>>>>

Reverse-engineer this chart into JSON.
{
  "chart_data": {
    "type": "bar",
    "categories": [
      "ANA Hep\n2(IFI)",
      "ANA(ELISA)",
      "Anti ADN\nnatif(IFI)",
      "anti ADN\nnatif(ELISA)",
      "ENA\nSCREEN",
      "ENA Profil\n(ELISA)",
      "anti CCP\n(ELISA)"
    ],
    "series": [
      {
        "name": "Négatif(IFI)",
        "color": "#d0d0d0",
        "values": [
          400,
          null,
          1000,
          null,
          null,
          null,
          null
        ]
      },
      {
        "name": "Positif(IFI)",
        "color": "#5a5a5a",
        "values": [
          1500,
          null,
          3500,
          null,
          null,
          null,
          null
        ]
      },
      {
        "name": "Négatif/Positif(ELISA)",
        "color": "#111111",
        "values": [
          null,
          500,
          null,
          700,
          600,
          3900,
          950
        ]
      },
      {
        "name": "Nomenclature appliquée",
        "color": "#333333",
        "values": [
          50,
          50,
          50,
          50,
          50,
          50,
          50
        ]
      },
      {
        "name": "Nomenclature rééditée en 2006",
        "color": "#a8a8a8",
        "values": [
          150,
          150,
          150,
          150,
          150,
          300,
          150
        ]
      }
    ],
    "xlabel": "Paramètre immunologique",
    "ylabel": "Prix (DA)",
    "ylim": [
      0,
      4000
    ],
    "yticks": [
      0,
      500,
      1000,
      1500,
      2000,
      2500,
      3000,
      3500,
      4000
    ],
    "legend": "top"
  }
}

<<<<

Task goal: Reply with one number: the count of lines in the entries that include the word "color".

Full solution: 5